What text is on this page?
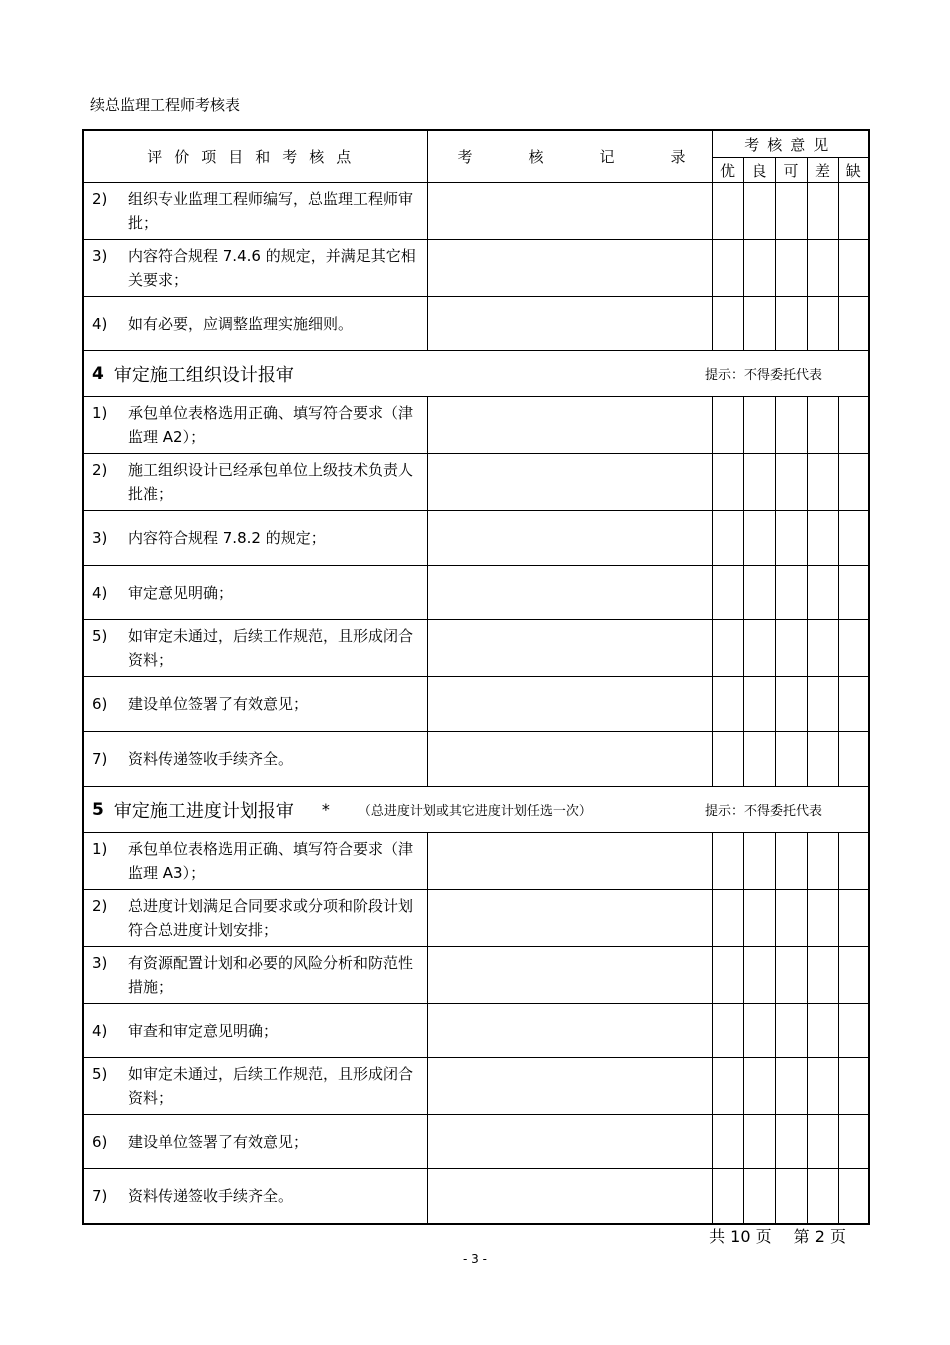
续总监理工程师考核表
评价项目和考核点	考 核 记 录	考核意见				
		优	良	可	差	缺

2) 组织专业监理工程师编写，总监理工程师审批；						

3) 内容符合规程 7.4.6 的规定，并满足其它相关要求；						

4) 如有必要，应调整监理实施细则。						

4 审定施工组织设计报审 提示：不得委托代表						

1) 承包单位表格选用正确、填写符合要求（津监理 A2）；						

2) 施工组织设计已经承包单位上级技术负责人批准；						

3) 内容符合规程 7.8.2 的规定；						

4) 审定意见明确；						

5) 如审定未通过，后续工作规范，且形成闭合资料；						

6) 建设单位签署了有效意见；						

7) 资料传递签收手续齐全。						

5 审定施工进度计划报审 * （总进度计划或其它进度计划任选一次） 提示：不得委托代表						

1) 承包单位表格选用正确、填写符合要求（津监理 A3）；						

2) 总进度计划满足合同要求或分项和阶段计划符合总进度计划安排；						

3) 有资源配置计划和必要的风险分析和防范性措施；						

4) 审查和审定意见明确；						

5) 如审定未通过，后续工作规范，且形成闭合资料；						

6) 建设单位签署了有效意见；						

7) 资料传递签收手续齐全。						

共 10 页 第 2 页
- 3 -
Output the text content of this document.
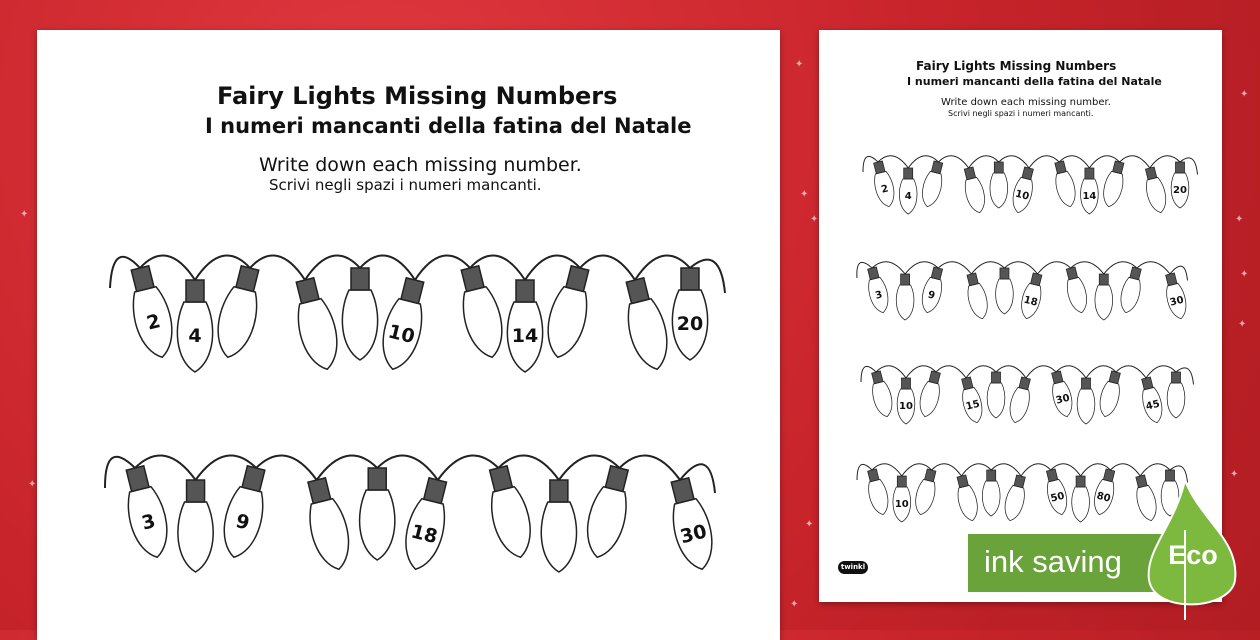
✦
✦	✦
✦
✦
✦
✦
✦
✦
✦
✦
✦
Fairy Lights Missing Numbers
I numeri mancanti della fatina del Natale
Write down each missing number.
Scrivi negli spazi i numeri mancanti.
Fairy Lights Missing Numbers
I numeri mancanti della fatina del Natale
Write down each missing number.
Scrivi negli spazi i numeri mancanti.
2
4	10	14
20
3	9	18	30
2
4	10	14
20
3	9	18	30
10	15	30	45
10	50	80
twinkl	ink saving	Eco
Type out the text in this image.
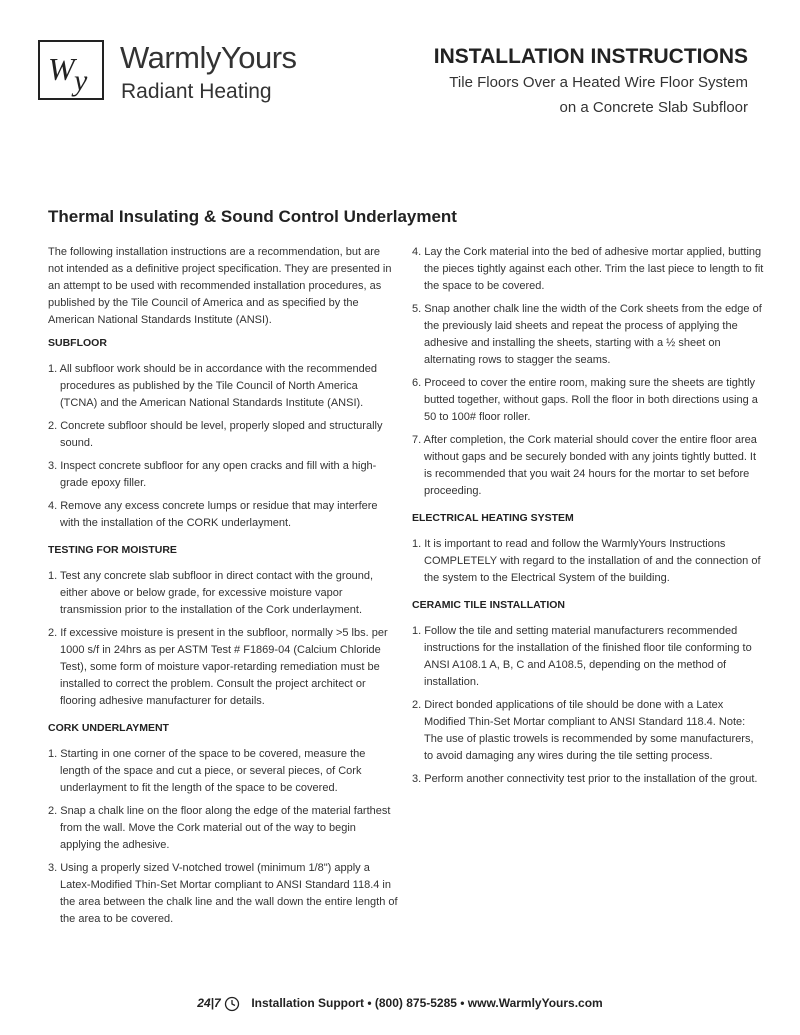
W y
WarmlyYours
Radiant Heating
INSTALLATION INSTRUCTIONS
Tile Floors Over a Heated Wire Floor System
on a Concrete Slab Subfloor
Thermal Insulating & Sound Control Underlayment

The following installation instructions are a recommendation, but are not intended as a definitive project specification. They are presented in an attempt to be used with recommended installation procedures, as published by the Tile Council of America and as specified by the American National Standards Institute (ANSI).

SUBFLOOR
1. All subfloor work should be in accordance with the recommended procedures as published by the Tile Council of North America (TCNA) and the American National Standards Institute (ANSI).
2. Concrete subfloor should be level, properly sloped and structurally sound.
3. Inspect concrete subfloor for any open cracks and fill with a high-grade epoxy filler.
4. Remove any excess concrete lumps or residue that may interfere with the installation of the CORK underlayment.
TESTING FOR MOISTURE
1. Test any concrete slab subfloor in direct contact with the ground, either above or below grade, for excessive moisture vapor transmission prior to the installation of the Cork underlayment.
2. If excessive moisture is present in the subfloor, normally >5 lbs. per 1000 s/f in 24hrs as per ASTM Test # F1869-04 (Calcium Chloride Test), some form of moisture vapor-retarding remediation must be installed to correct the problem. Consult the project architect or flooring adhesive manufacturer for details.
CORK UNDERLAYMENT
1. Starting in one corner of the space to be covered, measure the length of the space and cut a piece, or several pieces, of Cork underlayment to fit the length of the space to be covered.
2. Snap a chalk line on the floor along the edge of the material farthest from the wall. Move the Cork material out of the way to begin applying the adhesive.
3. Using a properly sized V-notched trowel (minimum 1/8") apply a Latex-Modified Thin-Set Mortar compliant to ANSI Standard 118.4 in the area between the chalk line and the wall down the entire length of the area to be covered.
4. Lay the Cork material into the bed of adhesive mortar applied, butting the pieces tightly against each other. Trim the last piece to length to fit the space to be covered.
5. Snap another chalk line the width of the Cork sheets from the edge of the previously laid sheets and repeat the process of applying the adhesive and installing the sheets, starting with a ½ sheet on alternating rows to stagger the seams.
6. Proceed to cover the entire room, making sure the sheets are tightly butted together, without gaps. Roll the floor in both directions using a 50 to 100# floor roller.
7. After completion, the Cork material should cover the entire floor area without gaps and be securely bonded with any joints tightly butted. It is recommended that you wait 24 hours for the mortar to set before proceeding.
ELECTRICAL HEATING SYSTEM
1. It is important to read and follow the WarmlyYours Instructions COMPLETELY with regard to the installation of and the connection of the system to the Electrical System of the building.
CERAMIC TILE INSTALLATION
1. Follow the tile and setting material manufacturers recommended instructions for the installation of the finished floor tile conforming to ANSI A108.1 A, B, C and A108.5, depending on the method of installation.
2. Direct bonded applications of tile should be done with a Latex Modified Thin-Set Mortar compliant to ANSI Standard 118.4. Note: The use of plastic trowels is recommended by some manufacturers, to avoid damaging any wires during the tile setting process.
3. Perform another connectivity test prior to the installation of the grout.
24|7	Installation Support • (800) 875-5285 • www.WarmlyYours.com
***
◆ TASK STATEMENT:
Print every record above exactly as written, leaving out the pictures.

◆ RESULT FOR THIS TASK:
What text is on this page?
续总监理工程师考核表
评价项目和考核点	考 核 记 录	考核意见				
		优	良	可	差	缺

2) 组织专业监理工程师编写，总监理工程师审批；						

3) 内容符合规程 7.4.6 的规定，并满足其它相关要求；						

4) 如有必要，应调整监理实施细则。						

4 审定施工组织设计报审 提示：不得委托代表						

1) 承包单位表格选用正确、填写符合要求（津监理 A2）；						

2) 施工组织设计已经承包单位上级技术负责人批准；						

3) 内容符合规程 7.8.2 的规定；						

4) 审定意见明确；						

5) 如审定未通过，后续工作规范，且形成闭合资料；						

6) 建设单位签署了有效意见；						

7) 资料传递签收手续齐全。						

5 审定施工进度计划报审 * （总进度计划或其它进度计划任选一次） 提示：不得委托代表						

1) 承包单位表格选用正确、填写符合要求（津监理 A3）；						

2) 总进度计划满足合同要求或分项和阶段计划符合总进度计划安排；						

3) 有资源配置计划和必要的风险分析和防范性措施；						

4) 审查和审定意见明确；						

5) 如审定未通过，后续工作规范，且形成闭合资料；						

6) 建设单位签署了有效意见；						

7) 资料传递签收手续齐全。						

共 10 页 第 2 页
- 3 -
Output the text content of this document.
✦
✦	✦
✦
✦
✦
✦
✦
✦
✦
✦
✦
Fairy Lights Missing Numbers
I numeri mancanti della fatina del Natale
Write down each missing number.
Scrivi negli spazi i numeri mancanti.
Fairy Lights Missing Numbers
I numeri mancanti della fatina del Natale
Write down each missing number.
Scrivi negli spazi i numeri mancanti.
2
4	10	14
20
3	9	18	30
2
4	10	14
20
3	9	18	30
10	15	30	45
10	50	80
twinkl	ink saving	Eco
Type out the text in this image.
W y
WarmlyYours
Radiant Heating
INSTALLATION INSTRUCTIONS
Tile Floors Over a Heated Wire Floor System
on a Concrete Slab Subfloor
Thermal Insulating & Sound Control Underlayment

The following installation instructions are a recommendation, but are not intended as a definitive project specification. They are presented in an attempt to be used with recommended installation procedures, as published by the Tile Council of America and as specified by the American National Standards Institute (ANSI).

SUBFLOOR
1. All subfloor work should be in accordance with the recommended procedures as published by the Tile Council of North America (TCNA) and the American National Standards Institute (ANSI).
2. Concrete subfloor should be level, properly sloped and structurally sound.
3. Inspect concrete subfloor for any open cracks and fill with a high-grade epoxy filler.
4. Remove any excess concrete lumps or residue that may interfere with the installation of the CORK underlayment.
TESTING FOR MOISTURE
1. Test any concrete slab subfloor in direct contact with the ground, either above or below grade, for excessive moisture vapor transmission prior to the installation of the Cork underlayment.
2. If excessive moisture is present in the subfloor, normally >5 lbs. per 1000 s/f in 24hrs as per ASTM Test # F1869-04 (Calcium Chloride Test), some form of moisture vapor-retarding remediation must be installed to correct the problem. Consult the project architect or flooring adhesive manufacturer for details.
CORK UNDERLAYMENT
1. Starting in one corner of the space to be covered, measure the length of the space and cut a piece, or several pieces, of Cork underlayment to fit the length of the space to be covered.
2. Snap a chalk line on the floor along the edge of the material farthest from the wall. Move the Cork material out of the way to begin applying the adhesive.
3. Using a properly sized V-notched trowel (minimum 1/8") apply a Latex-Modified Thin-Set Mortar compliant to ANSI Standard 118.4 in the area between the chalk line and the wall down the entire length of the area to be covered.
4. Lay the Cork material into the bed of adhesive mortar applied, butting the pieces tightly against each other. Trim the last piece to length to fit the space to be covered.
5. Snap another chalk line the width of the Cork sheets from the edge of the previously laid sheets and repeat the process of applying the adhesive and installing the sheets, starting with a ½ sheet on alternating rows to stagger the seams.
6. Proceed to cover the entire room, making sure the sheets are tightly butted together, without gaps. Roll the floor in both directions using a 50 to 100# floor roller.
7. After completion, the Cork material should cover the entire floor area without gaps and be securely bonded with any joints tightly butted. It is recommended that you wait 24 hours for the mortar to set before proceeding.
ELECTRICAL HEATING SYSTEM
1. It is important to read and follow the WarmlyYours Instructions COMPLETELY with regard to the installation of and the connection of the system to the Electrical System of the building.
CERAMIC TILE INSTALLATION
1. Follow the tile and setting material manufacturers recommended instructions for the installation of the finished floor tile conforming to ANSI A108.1 A, B, C and A108.5, depending on the method of installation.
2. Direct bonded applications of tile should be done with a Latex Modified Thin-Set Mortar compliant to ANSI Standard 118.4. Note: The use of plastic trowels is recommended by some manufacturers, to avoid damaging any wires during the tile setting process.
3. Perform another connectivity test prior to the installation of the grout.
24|7	Installation Support • (800) 875-5285 • www.WarmlyYours.com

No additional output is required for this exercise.